The association between ME/CFS and autonomic dysfunction is unrecognized by the medical profession at large. Even cardiologists who know enough to diagnose POTS are unaware and fail to see it in it’s larger context. There is a whole department dedicated to autonomic dysfunction at Vanderbilt that seems to see CFS as an overlapping confounder to the real work. This condition was largely unknown 30 years ago, except as a fatal genetic disease (Familial Dysautonomia). The first paper in the literature appears in 1993, Idiopathic postural orthostatic tachycardia syndrome: an attenuated form of acute pandysautonomia? Schondorf, and “neurally mediated syncope” first appears in 1989. Why doesn’t anyone wonder what’s going on that a significant percentage of the non-diabetic population has an autonomic neuropathy that was unheard of a couple decades ago? Any epidemiologists want to ponder this one?

In reviewing the paltry literature on the subject, the work of Julian Stewart, at New York Medical College’s Center for Hypotension, stands out. He has an NIH grant to study “whether circulatory problems explain the symptoms and signs of the chronic fatigue syndrome in teenagers”. Next best to figuring out what caused the circulatory problems in the first place.

Dr. Stewart was the lead author on this paper documenting that CFS patients hyperventilate during what I call a mini tilt test, which I include in the physical exam when evaluating a new patient. Hypocapnia is a biological marker for orthostatic intolerance in some patients with chronic fatigue syndrome. Natelson. This study documents that there is a problem with hypoxia, stimulating increased minute ventilation (though apparently not increased respiratory rate, at least in this study), despite the fact that oxygen saturation in the blood is normal. Sad that we need to turn ourselves into lab rats, and be subjected to barbaric studies like being strapped to a tilt table to prove what we know full well, that we actually have OI from an organic illness.

• • • •

◆ Directions for this task
Please extend the passage on ME/CFS and autonomic dysfunction, picking up right after its final sentence.

• • • •

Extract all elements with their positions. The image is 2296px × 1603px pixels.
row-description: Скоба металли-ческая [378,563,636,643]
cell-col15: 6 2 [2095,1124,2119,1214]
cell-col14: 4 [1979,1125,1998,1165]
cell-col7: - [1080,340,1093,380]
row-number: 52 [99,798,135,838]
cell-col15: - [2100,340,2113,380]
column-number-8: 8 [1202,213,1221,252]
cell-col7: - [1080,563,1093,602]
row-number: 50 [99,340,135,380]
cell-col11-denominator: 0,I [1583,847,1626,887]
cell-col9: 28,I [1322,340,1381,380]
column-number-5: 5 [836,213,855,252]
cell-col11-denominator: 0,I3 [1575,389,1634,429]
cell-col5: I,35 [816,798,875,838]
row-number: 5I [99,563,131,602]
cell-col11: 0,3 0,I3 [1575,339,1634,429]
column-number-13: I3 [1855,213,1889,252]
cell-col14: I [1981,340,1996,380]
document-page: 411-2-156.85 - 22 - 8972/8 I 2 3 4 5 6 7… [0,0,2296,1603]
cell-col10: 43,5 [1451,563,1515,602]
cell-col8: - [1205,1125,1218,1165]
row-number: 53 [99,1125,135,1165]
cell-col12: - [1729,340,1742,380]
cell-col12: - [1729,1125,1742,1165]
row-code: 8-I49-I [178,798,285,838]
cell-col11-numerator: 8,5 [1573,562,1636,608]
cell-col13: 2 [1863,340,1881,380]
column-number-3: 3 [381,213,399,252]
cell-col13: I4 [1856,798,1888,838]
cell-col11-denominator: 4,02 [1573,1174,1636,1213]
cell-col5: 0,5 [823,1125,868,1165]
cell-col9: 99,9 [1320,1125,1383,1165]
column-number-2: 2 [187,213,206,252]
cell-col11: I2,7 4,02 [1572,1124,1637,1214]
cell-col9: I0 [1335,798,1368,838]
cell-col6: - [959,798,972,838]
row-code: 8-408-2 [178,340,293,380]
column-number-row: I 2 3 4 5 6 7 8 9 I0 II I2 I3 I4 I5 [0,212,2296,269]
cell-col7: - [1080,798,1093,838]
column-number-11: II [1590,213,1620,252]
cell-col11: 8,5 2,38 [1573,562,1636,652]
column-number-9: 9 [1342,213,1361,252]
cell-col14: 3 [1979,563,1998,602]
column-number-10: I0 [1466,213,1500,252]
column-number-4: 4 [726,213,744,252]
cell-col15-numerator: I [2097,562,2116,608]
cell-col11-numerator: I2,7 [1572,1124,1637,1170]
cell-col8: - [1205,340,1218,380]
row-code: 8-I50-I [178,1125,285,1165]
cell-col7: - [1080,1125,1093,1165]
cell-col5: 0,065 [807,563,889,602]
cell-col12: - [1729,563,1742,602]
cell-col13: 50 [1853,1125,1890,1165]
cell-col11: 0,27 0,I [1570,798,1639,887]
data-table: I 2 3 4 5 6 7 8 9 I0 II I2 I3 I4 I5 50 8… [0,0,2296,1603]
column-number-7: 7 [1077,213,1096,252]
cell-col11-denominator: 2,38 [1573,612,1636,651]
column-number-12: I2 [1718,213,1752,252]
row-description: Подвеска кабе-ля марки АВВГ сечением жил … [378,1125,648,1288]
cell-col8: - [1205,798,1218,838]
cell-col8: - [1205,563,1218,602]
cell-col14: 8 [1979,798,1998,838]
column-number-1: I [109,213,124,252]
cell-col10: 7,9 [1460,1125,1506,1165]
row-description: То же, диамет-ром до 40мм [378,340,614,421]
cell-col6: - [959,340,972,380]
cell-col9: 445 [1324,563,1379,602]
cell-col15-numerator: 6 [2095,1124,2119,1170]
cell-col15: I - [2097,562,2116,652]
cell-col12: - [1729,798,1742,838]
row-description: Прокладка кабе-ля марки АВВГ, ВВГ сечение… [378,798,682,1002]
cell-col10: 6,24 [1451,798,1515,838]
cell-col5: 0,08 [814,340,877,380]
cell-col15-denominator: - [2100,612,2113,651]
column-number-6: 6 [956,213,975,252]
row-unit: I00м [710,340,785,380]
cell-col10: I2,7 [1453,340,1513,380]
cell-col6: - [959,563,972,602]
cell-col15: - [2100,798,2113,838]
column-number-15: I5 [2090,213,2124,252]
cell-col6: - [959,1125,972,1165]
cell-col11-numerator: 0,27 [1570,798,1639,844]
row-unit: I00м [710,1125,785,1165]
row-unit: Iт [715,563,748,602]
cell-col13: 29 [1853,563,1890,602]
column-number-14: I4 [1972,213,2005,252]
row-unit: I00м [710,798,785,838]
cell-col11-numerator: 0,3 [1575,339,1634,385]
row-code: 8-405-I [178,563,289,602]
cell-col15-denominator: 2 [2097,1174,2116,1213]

• • • •

◆ Answer to this task
And what is the clinical armamentarium? Florinef, licorice, IV saline, electrolyte drinks, maybe DDAVP, beta blockers, midodrine, all imperfect bandaids. Hawthorne, a vascular toner, is a magic herb for some. Ali’s POTS has resolved in recent months with high dose normobaric oxygen ad lib and modified Meyer’s cocktail infusions every week or two. The most bare bones infusion seems effective for her, containing MgCl 400mg, Ascorbic acid 500mg, B-100, pyridoxine 100mg, dexpanthanol 250mg and hydroxocobalamin 5mg. I am not sure that the glutathione push adds anything for her, but we will continue to explore it. After her initial response to the cocktail containing Leucovorin 10mg, she tried oral folinic acid. It had a positive effect initially, but then she thought it might be contributing to sleep disruption and went down, then off. Coincidentally, she felt the need to reduce her Deplin from 15mg to 7.5mg. Her requirement for folic acid derivatives appears to be decreasing with time, as her health improves.

I was interviewed yesterday by a graduate student in communications who is researching gender bias with respect to CFS. We discussed the ignorance and disbelief to which patients, especially female patients, are routinely subjected. I recounted this story to him. In the summer of ’06, I was hospitalized three times for abdominal pain and an inability to eat. I required TPN (total parenteral nutrition) and eventually needed a transfusion and emergency surgery. At one point, as I was near death, Ali was in a different hospital, because she woke up one morning with a paralyzed arm. We were both subjected to involuntary psychiatric evaluations. Why was that necessary? Because we had Lyme Disease? It makes my blood boil to think of it even five years later. If I’m crazy, my doctors drove me to it. There were times that seeking treatment was like signing into a veritable looney bin. With this disease, we must all learn to fly over the cuckoo’s nest.